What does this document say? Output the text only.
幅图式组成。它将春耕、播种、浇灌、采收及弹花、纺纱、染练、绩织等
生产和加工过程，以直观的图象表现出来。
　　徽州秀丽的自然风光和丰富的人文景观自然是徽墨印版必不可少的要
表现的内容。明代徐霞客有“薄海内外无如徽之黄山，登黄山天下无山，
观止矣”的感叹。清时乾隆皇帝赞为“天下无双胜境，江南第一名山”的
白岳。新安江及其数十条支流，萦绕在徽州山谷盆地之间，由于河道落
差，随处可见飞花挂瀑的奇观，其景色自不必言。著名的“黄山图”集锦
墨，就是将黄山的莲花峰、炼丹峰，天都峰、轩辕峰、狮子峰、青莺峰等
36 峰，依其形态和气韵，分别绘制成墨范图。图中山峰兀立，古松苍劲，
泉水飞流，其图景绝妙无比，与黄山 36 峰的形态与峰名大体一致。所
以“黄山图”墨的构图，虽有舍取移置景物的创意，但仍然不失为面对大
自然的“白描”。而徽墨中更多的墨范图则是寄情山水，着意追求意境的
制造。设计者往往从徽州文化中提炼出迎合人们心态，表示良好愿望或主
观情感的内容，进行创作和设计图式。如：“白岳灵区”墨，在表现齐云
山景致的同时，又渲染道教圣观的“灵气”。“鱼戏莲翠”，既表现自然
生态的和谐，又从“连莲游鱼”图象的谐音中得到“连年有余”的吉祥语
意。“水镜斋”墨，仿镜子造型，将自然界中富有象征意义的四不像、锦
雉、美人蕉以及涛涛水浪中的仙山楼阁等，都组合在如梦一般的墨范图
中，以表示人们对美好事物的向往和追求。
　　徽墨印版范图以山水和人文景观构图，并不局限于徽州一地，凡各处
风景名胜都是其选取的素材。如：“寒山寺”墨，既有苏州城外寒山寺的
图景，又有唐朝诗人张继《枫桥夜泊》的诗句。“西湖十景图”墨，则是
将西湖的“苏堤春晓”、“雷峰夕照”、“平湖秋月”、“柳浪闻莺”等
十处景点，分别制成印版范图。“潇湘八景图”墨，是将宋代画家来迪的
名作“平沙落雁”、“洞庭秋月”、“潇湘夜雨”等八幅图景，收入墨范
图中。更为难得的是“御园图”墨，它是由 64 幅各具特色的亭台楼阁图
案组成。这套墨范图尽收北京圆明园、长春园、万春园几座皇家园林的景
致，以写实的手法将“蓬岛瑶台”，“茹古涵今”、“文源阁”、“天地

▶ **Problem**:
Copy out each line exactly as written.

▶ **Response**:
What does this document say? Output the text only.
幅图式组成。它将春耕、播种、浇灌、采收及弹花、纺纱、染练、绩织等
生产和加工过程，以直观的图象表现出来。
　　徽州秀丽的自然风光和丰富的人文景观自然是徽墨印版必不可少的要
表现的内容。明代徐霞客有“薄海内外无如徽之黄山，登黄山天下无山，
观止矣”的感叹。清时乾隆皇帝赞为“天下无双胜境，江南第一名山”的
白岳。新安江及其数十条支流，萦绕在徽州山谷盆地之间，由于河道落
差，随处可见飞花挂瀑的奇观，其景色自不必言。著名的“黄山图”集锦
墨，就是将黄山的莲花峰、炼丹峰，天都峰、轩辕峰、狮子峰、青莺峰等
36 峰，依其形态和气韵，分别绘制成墨范图。图中山峰兀立，古松苍劲，
泉水飞流，其图景绝妙无比，与黄山 36 峰的形态与峰名大体一致。所
以“黄山图”墨的构图，虽有舍取移置景物的创意，但仍然不失为面对大
自然的“白描”。而徽墨中更多的墨范图则是寄情山水，着意追求意境的
制造。设计者往往从徽州文化中提炼出迎合人们心态，表示良好愿望或主
观情感的内容，进行创作和设计图式。如：“白岳灵区”墨，在表现齐云
山景致的同时，又渲染道教圣观的“灵气”。“鱼戏莲翠”，既表现自然
生态的和谐，又从“连莲游鱼”图象的谐音中得到“连年有余”的吉祥语
意。“水镜斋”墨，仿镜子造型，将自然界中富有象征意义的四不像、锦
雉、美人蕉以及涛涛水浪中的仙山楼阁等，都组合在如梦一般的墨范图
中，以表示人们对美好事物的向往和追求。
　　徽墨印版范图以山水和人文景观构图，并不局限于徽州一地，凡各处
风景名胜都是其选取的素材。如：“寒山寺”墨，既有苏州城外寒山寺的
图景，又有唐朝诗人张继《枫桥夜泊》的诗句。“西湖十景图”墨，则是
将西湖的“苏堤春晓”、“雷峰夕照”、“平湖秋月”、“柳浪闻莺”等
十处景点，分别制成印版范图。“潇湘八景图”墨，是将宋代画家来迪的
名作“平沙落雁”、“洞庭秋月”、“潇湘夜雨”等八幅图景，收入墨范
图中。更为难得的是“御园图”墨，它是由 64 幅各具特色的亭台楼阁图
案组成。这套墨范图尽收北京圆明园、长春园、万春园几座皇家园林的景
致，以写实的手法将“蓬岛瑶台”，“茹古涵今”、“文源阁”、“天地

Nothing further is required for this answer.